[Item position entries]
++++++++++++++++++++

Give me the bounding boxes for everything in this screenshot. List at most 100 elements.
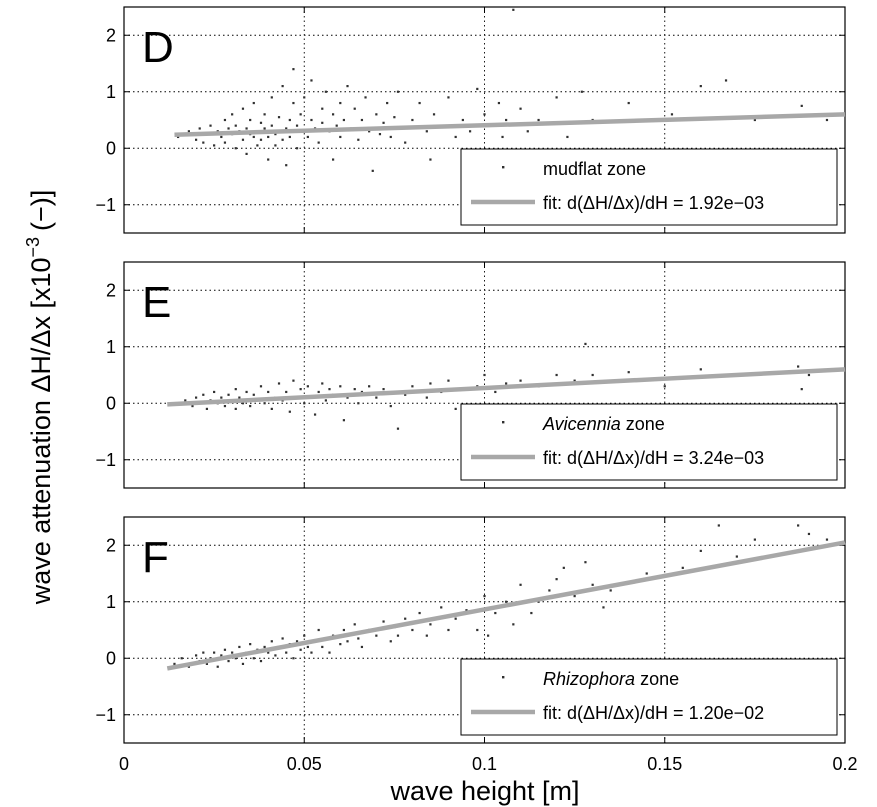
y-axis-label: wave attenuation ΔH/Δx [x10−3 (−)] [23,190,56,606]
data-point [566,135,569,139]
data-point [195,138,198,141]
data-point [180,657,183,660]
data-point [256,144,259,147]
data-point [223,648,227,651]
data-point [425,396,428,399]
data-point [195,396,198,399]
data-point [259,659,263,663]
data-point [267,390,270,394]
data-point [411,385,414,388]
data-point [389,404,392,408]
data-point [487,634,490,637]
y-axis-label-unit: (−)] [26,190,56,231]
data-point [645,572,648,575]
x-tick-label: 0.2 [832,754,857,774]
data-point [501,135,504,139]
data-point [555,96,558,99]
data-point [339,643,342,646]
data-point [537,600,540,603]
data-point [357,402,360,405]
data-point [447,628,450,632]
data-point [274,133,277,136]
data-point [263,645,266,649]
data-point [555,373,558,377]
data-point [339,101,342,105]
legend-box [460,148,838,226]
data-point [331,113,335,116]
data-point [324,90,327,93]
data-point [465,609,468,612]
data-point [202,393,205,396]
data-point [241,662,245,665]
data-point [353,388,356,391]
data-point [404,141,407,144]
data-point [328,388,331,391]
legend-italic-part: Rhizophora [543,669,635,689]
data-point [505,118,508,122]
legend-label-points: Rhizophora zone [543,669,679,689]
data-point [562,566,565,569]
data-point [288,410,291,413]
legend-label-fit: fit: d(ΔH/Δx)/dH = 1.92e−03 [543,193,764,213]
data-point [263,127,266,130]
data-point [468,130,472,133]
legend-box [460,403,838,481]
data-point [292,68,295,71]
data-point [234,124,237,127]
data-point [432,113,436,116]
y-tick-label: 1 [106,592,116,612]
data-point [342,628,346,632]
legend-label-points: Avicennia zone [542,414,665,434]
data-point [288,118,291,122]
data-point [339,135,342,139]
data-point [360,390,364,394]
data-point [724,79,728,82]
data-point [346,640,349,643]
data-point [328,651,331,654]
data-point [223,404,227,408]
data-point [317,628,320,632]
legend-italic-part: Avicennia [542,414,621,434]
legend: Rhizophora zone fit: d(ΔH/Δx)/dH = 1.20e−… [460,658,838,736]
data-point [295,124,299,127]
data-point [213,390,216,394]
data-point [825,538,829,541]
data-point [321,645,324,649]
x-tick-label: 0.15 [647,754,682,774]
data-point [191,404,194,408]
data-point [310,79,313,82]
data-point [519,379,522,382]
data-point [281,138,284,141]
data-point [263,402,266,405]
data-point [241,138,245,141]
data-point [382,388,385,391]
data-point [494,390,497,394]
data-point [270,407,273,410]
data-point [368,130,371,133]
data-point [555,578,558,581]
data-point [274,654,277,657]
data-point [368,385,371,388]
data-point [627,371,630,374]
data-point [288,135,291,139]
panel-e: 2 1 0 −1 E Avicennia zone fit: d(ΔH/Δx)/dH = 3… [95,261,846,489]
data-point [299,113,302,116]
data-point [519,583,522,586]
y-tick-label: 2 [106,280,116,300]
data-point [277,116,281,119]
data-point [202,651,205,654]
data-point [454,617,457,620]
data-point [807,532,811,536]
y-tick-label: 1 [106,82,116,102]
legend: Avicennia zone fit: d(ΔH/Δx)/dH = 3.24e−0… [460,403,838,481]
data-point [227,659,230,663]
data-point [497,101,501,105]
legend-point-marker [502,676,505,679]
data-point [382,620,385,623]
data-point [295,640,299,643]
data-point [184,399,187,402]
data-point [234,657,237,660]
legend: mudflat zone fit: d(ΔH/Δx)/dH = 1.92e−03 [460,148,838,226]
data-point [807,373,811,377]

++++++++++++++++++++

**Prompt**.
Copy every item above word for word, and leave out the pictures.

**Full response**.
Give me the bounding boxes for everything in this screenshot. List at most 100 elements.
y-axis-label: wave attenuation ΔH/Δx [x10−3 (−)] [23,190,56,606]
data-point [566,135,569,139]
data-point [195,138,198,141]
data-point [180,657,183,660]
data-point [256,144,259,147]
data-point [223,648,227,651]
data-point [425,396,428,399]
data-point [195,396,198,399]
data-point [259,659,263,663]
data-point [267,390,270,394]
data-point [411,385,414,388]
data-point [389,404,392,408]
data-point [487,634,490,637]
y-axis-label-unit: (−)] [26,190,56,231]
data-point [645,572,648,575]
x-tick-label: 0.2 [832,754,857,774]
data-point [501,135,504,139]
data-point [555,96,558,99]
data-point [339,643,342,646]
data-point [537,600,540,603]
data-point [357,402,360,405]
data-point [447,628,450,632]
data-point [274,133,277,136]
data-point [263,645,266,649]
data-point [555,373,558,377]
data-point [339,101,342,105]
legend-box [460,148,838,226]
data-point [331,113,335,116]
data-point [324,90,327,93]
data-point [465,609,468,612]
data-point [202,393,205,396]
data-point [241,662,245,665]
data-point [353,388,356,391]
data-point [404,141,407,144]
data-point [328,388,331,391]
legend-italic-part: Rhizophora [543,669,635,689]
data-point [505,118,508,122]
legend-label-points: Rhizophora zone [543,669,679,689]
data-point [562,566,565,569]
data-point [288,410,291,413]
legend-label-fit: fit: d(ΔH/Δx)/dH = 1.92e−03 [543,193,764,213]
data-point [263,127,266,130]
data-point [468,130,472,133]
legend-box [460,403,838,481]
data-point [292,68,295,71]
data-point [234,124,237,127]
data-point [432,113,436,116]
y-tick-label: 1 [106,592,116,612]
data-point [342,628,346,632]
legend-label-points: Avicennia zone [542,414,665,434]
data-point [288,118,291,122]
data-point [339,135,342,139]
data-point [360,390,364,394]
data-point [724,79,728,82]
data-point [346,640,349,643]
data-point [328,651,331,654]
data-point [223,404,227,408]
data-point [317,628,320,632]
legend-italic-part: Avicennia [542,414,621,434]
legend: Rhizophora zone fit: d(ΔH/Δx)/dH = 1.20e−… [460,658,838,736]
data-point [295,124,299,127]
data-point [213,390,216,394]
data-point [825,538,829,541]
data-point [321,645,324,649]
x-tick-label: 0.15 [647,754,682,774]
data-point [191,404,194,408]
data-point [310,79,313,82]
data-point [519,379,522,382]
data-point [281,138,284,141]
data-point [263,402,266,405]
data-point [241,138,245,141]
data-point [382,388,385,391]
data-point [494,390,497,394]
data-point [270,407,273,410]
data-point [368,130,371,133]
data-point [555,578,558,581]
data-point [274,654,277,657]
data-point [368,385,371,388]
data-point [627,371,630,374]
data-point [288,135,291,139]
panel-e: 2 1 0 −1 E Avicennia zone fit: d(ΔH/Δx)/dH = 3… [95,261,846,489]
data-point [299,113,302,116]
data-point [519,583,522,586]
y-tick-label: 2 [106,280,116,300]
data-point [277,116,281,119]
data-point [202,651,205,654]
data-point [454,617,457,620]
data-point [807,532,811,536]
y-tick-label: 1 [106,82,116,102]
legend: Avicennia zone fit: d(ΔH/Δx)/dH = 3.24e−0… [460,403,838,481]
data-point [227,659,230,663]
data-point [497,101,501,105]
legend-point-marker [502,676,505,679]
data-point [382,620,385,623]
data-point [295,640,299,643]
data-point [184,399,187,402]
data-point [234,657,237,660]
legend: mudflat zone fit: d(ΔH/Δx)/dH = 1.92e−03 [460,148,838,226]
data-point [807,373,811,377]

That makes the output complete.